• Required work
Look through the material below. Copy every line with the string "screenshot" in it.
****************
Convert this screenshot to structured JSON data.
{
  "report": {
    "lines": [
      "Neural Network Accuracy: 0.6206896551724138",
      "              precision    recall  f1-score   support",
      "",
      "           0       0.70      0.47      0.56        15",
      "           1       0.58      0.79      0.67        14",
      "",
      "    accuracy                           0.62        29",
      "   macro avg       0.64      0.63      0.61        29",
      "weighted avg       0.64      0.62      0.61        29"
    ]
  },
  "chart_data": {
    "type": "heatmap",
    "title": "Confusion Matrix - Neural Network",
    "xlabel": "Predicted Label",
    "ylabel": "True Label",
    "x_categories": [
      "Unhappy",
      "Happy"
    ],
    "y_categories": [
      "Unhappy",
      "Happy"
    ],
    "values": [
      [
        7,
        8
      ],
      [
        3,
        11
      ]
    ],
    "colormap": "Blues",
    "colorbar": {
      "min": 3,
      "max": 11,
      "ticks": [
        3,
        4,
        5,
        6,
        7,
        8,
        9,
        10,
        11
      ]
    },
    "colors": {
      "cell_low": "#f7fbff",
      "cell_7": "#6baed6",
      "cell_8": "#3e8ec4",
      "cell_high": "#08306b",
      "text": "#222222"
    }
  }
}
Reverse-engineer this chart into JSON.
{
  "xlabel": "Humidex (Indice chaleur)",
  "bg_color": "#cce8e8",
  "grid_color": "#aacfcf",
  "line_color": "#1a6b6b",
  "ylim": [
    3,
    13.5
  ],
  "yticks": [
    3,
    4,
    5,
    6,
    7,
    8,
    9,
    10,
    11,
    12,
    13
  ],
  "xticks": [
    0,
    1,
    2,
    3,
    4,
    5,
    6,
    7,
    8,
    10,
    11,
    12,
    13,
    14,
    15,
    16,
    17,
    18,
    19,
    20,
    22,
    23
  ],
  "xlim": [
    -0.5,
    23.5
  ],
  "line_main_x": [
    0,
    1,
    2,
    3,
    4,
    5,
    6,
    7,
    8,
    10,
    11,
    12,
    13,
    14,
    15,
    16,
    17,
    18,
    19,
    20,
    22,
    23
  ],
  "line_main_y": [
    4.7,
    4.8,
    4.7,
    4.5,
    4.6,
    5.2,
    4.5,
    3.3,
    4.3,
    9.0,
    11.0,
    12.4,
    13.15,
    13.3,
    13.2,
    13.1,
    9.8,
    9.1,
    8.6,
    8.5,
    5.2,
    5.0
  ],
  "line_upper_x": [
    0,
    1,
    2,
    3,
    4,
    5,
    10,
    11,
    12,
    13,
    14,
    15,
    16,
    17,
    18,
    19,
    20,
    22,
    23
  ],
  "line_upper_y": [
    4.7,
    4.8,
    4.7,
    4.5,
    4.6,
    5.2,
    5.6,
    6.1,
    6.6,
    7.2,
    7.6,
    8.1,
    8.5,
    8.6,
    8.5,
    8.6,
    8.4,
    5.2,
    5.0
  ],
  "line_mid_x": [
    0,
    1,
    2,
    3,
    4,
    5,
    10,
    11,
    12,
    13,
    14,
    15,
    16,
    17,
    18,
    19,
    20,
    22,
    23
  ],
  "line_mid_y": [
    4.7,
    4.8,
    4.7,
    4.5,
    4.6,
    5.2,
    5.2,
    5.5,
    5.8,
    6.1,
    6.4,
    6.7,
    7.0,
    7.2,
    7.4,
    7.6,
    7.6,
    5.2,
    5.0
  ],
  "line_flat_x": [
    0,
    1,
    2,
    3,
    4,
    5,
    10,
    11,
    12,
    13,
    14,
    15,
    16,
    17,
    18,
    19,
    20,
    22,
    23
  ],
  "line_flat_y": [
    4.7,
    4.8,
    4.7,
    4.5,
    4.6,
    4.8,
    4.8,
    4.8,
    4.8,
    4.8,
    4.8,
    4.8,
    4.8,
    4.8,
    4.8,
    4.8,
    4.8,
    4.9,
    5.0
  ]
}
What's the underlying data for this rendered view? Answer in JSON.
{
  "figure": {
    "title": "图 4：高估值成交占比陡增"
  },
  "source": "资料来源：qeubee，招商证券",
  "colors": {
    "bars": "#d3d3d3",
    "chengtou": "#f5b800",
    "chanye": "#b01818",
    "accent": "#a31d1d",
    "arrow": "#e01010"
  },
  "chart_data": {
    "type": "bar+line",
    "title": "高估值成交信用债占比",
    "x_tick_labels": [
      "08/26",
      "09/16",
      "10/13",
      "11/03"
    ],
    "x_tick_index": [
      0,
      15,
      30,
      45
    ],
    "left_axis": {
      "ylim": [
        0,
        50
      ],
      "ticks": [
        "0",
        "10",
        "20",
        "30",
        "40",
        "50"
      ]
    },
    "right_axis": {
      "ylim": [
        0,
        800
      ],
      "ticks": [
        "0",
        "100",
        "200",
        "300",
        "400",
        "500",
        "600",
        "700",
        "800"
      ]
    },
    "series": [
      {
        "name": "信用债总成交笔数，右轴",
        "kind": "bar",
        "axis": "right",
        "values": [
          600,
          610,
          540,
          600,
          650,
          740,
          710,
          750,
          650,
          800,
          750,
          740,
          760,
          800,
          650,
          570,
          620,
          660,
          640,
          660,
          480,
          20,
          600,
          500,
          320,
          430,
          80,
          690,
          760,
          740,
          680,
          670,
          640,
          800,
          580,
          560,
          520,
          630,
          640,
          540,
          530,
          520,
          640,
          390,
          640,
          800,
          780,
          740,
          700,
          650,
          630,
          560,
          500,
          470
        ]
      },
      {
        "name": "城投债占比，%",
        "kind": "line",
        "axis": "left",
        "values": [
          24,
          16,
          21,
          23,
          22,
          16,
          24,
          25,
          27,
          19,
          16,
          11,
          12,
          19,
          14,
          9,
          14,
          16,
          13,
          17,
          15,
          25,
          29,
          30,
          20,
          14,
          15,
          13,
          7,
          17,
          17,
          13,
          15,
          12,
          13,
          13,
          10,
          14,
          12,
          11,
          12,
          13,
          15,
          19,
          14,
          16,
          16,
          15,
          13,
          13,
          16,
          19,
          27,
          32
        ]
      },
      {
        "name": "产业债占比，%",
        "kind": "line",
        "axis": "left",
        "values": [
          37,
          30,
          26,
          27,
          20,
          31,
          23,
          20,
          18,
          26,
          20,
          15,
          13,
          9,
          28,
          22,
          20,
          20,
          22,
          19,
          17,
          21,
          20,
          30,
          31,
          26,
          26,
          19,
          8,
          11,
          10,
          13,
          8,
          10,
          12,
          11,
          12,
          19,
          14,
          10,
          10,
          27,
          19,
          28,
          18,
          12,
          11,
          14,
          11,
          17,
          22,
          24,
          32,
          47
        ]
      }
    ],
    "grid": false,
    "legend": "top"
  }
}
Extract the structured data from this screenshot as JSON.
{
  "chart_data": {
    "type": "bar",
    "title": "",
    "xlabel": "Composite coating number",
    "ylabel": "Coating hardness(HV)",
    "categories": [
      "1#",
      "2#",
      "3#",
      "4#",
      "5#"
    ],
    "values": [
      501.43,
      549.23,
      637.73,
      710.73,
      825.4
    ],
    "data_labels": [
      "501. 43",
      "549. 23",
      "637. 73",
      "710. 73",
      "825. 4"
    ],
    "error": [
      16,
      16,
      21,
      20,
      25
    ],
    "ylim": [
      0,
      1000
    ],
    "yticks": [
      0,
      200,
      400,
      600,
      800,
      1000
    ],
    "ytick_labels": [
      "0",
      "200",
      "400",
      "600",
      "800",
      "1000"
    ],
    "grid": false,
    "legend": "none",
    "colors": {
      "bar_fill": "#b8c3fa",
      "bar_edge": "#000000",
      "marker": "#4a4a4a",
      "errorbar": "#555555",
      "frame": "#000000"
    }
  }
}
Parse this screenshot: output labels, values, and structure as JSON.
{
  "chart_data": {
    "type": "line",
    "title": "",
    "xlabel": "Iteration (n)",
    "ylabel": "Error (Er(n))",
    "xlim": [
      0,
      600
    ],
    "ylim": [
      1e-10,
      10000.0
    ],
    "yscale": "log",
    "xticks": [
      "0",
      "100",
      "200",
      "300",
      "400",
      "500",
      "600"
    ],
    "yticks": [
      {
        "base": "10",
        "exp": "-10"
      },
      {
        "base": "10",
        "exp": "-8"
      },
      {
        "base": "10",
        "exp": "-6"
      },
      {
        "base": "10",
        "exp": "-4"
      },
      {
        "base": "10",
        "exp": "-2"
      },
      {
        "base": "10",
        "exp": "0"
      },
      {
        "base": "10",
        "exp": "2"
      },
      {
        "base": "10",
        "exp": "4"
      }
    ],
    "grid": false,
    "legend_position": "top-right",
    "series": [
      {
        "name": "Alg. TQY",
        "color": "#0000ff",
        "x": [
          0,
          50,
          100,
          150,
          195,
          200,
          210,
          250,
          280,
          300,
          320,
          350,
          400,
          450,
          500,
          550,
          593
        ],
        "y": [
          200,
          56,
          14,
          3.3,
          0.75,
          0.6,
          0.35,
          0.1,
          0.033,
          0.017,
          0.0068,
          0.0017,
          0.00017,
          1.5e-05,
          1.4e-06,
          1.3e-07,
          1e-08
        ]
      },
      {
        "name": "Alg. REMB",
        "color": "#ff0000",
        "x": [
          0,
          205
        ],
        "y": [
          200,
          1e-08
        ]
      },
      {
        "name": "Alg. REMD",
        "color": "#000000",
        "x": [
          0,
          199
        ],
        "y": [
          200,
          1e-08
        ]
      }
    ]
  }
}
****************
• Answer to this task
Convert this screenshot to structured JSON data.
Extract the structured data from this screenshot as JSON.
Parse this screenshot: output labels, values, and structure as JSON.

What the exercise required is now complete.